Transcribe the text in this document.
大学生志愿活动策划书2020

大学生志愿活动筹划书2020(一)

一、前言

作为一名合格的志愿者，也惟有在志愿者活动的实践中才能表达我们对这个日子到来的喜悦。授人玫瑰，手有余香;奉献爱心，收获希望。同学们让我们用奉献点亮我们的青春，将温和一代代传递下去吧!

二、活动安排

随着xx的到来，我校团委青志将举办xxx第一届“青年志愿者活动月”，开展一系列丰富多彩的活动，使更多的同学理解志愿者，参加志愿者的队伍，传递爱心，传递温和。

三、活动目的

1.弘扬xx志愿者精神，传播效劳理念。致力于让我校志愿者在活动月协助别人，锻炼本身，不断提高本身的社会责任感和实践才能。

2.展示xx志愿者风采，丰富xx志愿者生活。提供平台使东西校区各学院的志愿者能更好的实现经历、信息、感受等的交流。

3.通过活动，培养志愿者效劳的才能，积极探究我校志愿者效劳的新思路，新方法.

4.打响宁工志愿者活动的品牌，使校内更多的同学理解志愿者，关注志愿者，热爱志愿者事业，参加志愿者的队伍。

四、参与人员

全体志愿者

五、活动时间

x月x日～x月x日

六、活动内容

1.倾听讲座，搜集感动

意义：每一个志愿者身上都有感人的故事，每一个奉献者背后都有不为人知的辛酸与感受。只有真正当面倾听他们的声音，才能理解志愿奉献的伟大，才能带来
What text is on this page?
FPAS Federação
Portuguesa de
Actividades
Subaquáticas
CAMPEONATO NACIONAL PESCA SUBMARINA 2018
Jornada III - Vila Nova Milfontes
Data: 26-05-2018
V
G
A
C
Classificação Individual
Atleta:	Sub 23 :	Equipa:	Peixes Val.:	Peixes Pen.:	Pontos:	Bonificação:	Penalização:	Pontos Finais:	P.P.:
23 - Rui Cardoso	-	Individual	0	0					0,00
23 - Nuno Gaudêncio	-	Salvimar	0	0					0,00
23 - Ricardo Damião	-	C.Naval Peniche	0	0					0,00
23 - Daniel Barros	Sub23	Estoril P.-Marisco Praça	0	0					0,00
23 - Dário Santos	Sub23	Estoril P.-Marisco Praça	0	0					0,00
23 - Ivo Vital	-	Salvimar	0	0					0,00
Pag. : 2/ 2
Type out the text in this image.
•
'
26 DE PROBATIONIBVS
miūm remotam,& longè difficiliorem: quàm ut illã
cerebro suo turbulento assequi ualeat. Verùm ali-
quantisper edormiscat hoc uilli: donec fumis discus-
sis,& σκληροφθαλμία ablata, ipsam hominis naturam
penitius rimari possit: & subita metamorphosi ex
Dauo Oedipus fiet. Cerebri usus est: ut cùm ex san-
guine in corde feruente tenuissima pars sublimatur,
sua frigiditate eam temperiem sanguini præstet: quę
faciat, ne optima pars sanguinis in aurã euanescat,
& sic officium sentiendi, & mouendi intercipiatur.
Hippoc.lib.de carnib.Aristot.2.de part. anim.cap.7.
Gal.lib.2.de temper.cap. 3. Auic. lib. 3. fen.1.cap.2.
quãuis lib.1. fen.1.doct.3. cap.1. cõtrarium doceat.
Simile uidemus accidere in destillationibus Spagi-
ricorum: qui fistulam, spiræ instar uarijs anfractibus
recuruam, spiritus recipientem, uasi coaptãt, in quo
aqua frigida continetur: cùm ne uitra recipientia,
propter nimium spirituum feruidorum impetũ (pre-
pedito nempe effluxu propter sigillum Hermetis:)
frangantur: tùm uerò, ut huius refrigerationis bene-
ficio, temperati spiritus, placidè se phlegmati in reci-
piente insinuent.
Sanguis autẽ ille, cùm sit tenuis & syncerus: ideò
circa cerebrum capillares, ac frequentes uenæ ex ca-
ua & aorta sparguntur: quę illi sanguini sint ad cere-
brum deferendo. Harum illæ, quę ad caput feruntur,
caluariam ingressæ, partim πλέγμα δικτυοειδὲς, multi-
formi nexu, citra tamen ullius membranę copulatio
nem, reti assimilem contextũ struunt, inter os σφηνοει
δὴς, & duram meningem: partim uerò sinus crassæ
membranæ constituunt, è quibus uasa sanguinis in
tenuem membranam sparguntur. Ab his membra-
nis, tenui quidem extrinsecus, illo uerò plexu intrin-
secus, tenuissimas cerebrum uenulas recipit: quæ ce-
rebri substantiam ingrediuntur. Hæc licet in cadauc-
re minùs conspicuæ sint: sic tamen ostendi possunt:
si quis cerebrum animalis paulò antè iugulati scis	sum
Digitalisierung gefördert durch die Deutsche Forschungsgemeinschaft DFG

### Given request:
From the entries above, extract each line containing "Salvimar".

### Complete response:
23 - Nuno Gaudêncio	-	Salvimar	0	0					0,00
23 - Ivo Vital	-	Salvimar	0	0					0,00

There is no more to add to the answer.